_Task inputs:_

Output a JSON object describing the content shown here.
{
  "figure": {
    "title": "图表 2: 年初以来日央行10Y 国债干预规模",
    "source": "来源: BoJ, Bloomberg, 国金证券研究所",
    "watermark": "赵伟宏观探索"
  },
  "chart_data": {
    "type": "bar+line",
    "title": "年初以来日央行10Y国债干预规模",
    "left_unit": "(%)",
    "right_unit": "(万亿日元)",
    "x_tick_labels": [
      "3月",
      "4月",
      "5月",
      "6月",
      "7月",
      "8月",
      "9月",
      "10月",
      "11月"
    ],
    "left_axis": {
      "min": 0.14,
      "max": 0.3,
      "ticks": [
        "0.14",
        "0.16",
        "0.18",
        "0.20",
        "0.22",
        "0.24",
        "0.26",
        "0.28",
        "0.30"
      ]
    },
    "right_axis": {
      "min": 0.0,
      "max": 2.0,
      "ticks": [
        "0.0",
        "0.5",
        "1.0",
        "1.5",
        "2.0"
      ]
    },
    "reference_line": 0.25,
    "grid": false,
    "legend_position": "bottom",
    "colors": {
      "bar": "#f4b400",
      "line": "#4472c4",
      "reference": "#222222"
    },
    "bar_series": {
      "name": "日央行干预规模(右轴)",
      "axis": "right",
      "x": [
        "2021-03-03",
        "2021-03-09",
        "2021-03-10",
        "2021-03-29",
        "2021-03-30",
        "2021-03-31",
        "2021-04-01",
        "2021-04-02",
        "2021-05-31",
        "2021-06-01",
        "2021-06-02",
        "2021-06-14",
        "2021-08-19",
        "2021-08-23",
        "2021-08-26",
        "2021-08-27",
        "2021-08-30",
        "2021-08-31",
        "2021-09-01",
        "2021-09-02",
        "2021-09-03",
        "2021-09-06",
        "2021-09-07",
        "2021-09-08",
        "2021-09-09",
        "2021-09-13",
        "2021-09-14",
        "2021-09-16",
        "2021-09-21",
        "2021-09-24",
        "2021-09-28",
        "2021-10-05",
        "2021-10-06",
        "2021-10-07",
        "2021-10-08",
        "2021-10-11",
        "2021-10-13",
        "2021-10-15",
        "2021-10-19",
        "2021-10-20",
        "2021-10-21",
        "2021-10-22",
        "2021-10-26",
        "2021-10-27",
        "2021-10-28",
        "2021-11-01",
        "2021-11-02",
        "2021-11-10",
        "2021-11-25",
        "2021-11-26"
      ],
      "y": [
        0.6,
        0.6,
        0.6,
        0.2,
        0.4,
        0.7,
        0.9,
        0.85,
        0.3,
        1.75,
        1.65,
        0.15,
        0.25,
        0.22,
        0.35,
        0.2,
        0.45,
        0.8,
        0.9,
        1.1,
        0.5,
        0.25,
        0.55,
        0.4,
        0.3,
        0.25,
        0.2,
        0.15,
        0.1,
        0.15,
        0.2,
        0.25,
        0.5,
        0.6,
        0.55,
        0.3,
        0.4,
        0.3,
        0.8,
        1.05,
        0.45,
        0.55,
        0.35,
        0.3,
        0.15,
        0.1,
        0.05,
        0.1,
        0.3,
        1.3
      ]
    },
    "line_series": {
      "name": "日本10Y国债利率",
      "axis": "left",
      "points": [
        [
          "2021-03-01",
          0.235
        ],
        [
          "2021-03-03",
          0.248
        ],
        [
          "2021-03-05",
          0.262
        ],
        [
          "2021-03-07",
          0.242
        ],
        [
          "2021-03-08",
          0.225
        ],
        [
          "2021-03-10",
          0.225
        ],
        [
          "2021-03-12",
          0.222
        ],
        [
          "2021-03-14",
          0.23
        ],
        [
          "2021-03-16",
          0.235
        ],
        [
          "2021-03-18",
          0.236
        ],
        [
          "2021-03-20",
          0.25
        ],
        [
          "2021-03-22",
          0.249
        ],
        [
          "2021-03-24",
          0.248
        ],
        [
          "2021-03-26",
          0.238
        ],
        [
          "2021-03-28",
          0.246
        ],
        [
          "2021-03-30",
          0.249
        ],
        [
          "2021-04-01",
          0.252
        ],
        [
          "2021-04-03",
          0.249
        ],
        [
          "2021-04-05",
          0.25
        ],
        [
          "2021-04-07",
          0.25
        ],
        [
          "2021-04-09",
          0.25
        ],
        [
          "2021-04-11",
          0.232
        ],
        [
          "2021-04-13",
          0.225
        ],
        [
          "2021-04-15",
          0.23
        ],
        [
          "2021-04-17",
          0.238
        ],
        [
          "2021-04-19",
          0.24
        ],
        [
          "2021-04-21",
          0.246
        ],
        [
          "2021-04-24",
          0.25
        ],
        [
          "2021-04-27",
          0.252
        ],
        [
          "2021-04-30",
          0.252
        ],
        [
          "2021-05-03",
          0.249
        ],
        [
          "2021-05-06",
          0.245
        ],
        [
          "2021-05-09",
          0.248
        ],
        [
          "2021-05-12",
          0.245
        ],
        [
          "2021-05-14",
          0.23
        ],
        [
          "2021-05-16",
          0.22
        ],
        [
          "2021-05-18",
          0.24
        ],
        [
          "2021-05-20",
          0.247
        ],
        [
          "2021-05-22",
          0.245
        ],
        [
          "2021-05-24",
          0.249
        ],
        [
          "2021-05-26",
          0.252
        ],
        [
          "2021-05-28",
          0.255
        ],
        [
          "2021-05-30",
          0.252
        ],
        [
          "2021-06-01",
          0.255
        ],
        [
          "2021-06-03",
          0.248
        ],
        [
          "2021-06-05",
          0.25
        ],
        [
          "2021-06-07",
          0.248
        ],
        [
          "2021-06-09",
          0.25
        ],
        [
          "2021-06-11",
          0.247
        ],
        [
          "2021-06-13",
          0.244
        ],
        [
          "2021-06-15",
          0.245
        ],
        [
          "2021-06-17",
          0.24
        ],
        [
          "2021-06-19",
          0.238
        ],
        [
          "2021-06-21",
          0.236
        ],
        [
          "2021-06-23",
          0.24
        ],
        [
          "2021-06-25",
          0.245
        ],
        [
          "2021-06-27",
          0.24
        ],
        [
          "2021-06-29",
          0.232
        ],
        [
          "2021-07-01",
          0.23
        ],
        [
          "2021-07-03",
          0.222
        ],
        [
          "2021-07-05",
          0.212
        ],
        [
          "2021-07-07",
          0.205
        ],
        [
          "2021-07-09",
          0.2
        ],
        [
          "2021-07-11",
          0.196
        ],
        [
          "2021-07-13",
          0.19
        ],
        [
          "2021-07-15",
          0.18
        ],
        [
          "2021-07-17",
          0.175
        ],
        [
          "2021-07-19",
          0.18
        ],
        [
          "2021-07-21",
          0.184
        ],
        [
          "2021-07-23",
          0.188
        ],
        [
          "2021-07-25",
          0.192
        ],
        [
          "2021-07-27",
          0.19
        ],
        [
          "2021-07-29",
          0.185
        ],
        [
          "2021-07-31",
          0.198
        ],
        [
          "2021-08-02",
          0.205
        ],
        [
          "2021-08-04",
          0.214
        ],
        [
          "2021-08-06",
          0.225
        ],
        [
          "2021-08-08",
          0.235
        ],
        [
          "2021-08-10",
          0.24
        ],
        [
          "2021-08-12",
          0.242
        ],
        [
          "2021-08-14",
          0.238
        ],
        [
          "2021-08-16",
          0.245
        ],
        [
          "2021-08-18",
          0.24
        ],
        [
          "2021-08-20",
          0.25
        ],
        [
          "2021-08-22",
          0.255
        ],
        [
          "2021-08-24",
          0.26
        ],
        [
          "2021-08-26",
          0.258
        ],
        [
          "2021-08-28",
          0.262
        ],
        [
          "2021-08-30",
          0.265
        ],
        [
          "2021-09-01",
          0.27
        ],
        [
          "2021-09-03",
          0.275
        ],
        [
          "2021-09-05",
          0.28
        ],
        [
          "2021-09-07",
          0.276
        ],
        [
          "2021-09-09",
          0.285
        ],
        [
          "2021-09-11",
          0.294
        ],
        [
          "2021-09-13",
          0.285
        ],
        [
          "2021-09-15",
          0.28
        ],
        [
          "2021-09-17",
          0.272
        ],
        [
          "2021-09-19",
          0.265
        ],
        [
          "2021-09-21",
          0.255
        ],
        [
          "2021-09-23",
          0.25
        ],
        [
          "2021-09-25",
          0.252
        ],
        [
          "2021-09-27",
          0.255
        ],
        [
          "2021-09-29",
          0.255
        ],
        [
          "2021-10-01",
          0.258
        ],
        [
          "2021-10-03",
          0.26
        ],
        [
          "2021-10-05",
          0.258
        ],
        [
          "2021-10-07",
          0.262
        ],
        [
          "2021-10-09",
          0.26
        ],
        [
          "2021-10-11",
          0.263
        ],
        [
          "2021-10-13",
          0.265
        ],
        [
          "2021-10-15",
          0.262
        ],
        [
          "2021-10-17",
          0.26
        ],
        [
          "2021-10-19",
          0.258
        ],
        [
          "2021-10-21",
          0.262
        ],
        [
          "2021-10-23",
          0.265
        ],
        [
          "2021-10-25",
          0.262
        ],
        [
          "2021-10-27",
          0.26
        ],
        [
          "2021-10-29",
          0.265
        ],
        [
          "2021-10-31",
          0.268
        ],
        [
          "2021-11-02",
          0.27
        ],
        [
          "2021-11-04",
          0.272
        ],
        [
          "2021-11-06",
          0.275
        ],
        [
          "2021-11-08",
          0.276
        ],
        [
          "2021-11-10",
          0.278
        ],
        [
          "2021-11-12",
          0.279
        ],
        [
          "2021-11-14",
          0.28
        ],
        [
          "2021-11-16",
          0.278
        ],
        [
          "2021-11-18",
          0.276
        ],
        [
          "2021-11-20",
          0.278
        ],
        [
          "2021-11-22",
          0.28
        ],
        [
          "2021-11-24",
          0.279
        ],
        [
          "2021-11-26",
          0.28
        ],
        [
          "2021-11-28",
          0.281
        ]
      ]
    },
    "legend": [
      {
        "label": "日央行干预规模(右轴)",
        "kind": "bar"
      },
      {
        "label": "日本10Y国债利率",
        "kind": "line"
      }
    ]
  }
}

_Set problem:_
Only the number is wanted: how many lines in the data include the string "title"?

_Answer to the task:_
2